Data records
— Start —

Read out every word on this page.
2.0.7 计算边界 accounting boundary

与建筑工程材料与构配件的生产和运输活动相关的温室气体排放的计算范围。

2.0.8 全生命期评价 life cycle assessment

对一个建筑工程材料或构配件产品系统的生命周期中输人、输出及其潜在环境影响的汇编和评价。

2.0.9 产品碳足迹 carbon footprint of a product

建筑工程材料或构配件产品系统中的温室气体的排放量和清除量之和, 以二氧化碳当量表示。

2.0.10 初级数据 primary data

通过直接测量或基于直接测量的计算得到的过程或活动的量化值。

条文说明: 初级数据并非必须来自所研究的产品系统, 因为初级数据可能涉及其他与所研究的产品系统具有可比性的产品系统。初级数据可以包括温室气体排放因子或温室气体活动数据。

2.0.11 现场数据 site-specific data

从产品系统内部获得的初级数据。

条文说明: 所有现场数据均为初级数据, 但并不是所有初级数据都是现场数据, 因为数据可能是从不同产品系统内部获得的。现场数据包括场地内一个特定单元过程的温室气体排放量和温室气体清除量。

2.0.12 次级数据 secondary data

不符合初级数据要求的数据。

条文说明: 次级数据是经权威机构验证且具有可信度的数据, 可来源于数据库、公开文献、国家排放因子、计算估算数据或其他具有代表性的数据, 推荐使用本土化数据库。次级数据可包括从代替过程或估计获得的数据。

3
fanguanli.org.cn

— End —

TASK INSTRUCTIONS: Of the lines in the listing, how many hold the word "条文说明"? Nothing but the number is needed.

ANSWER TO THIS EXERCISE: 3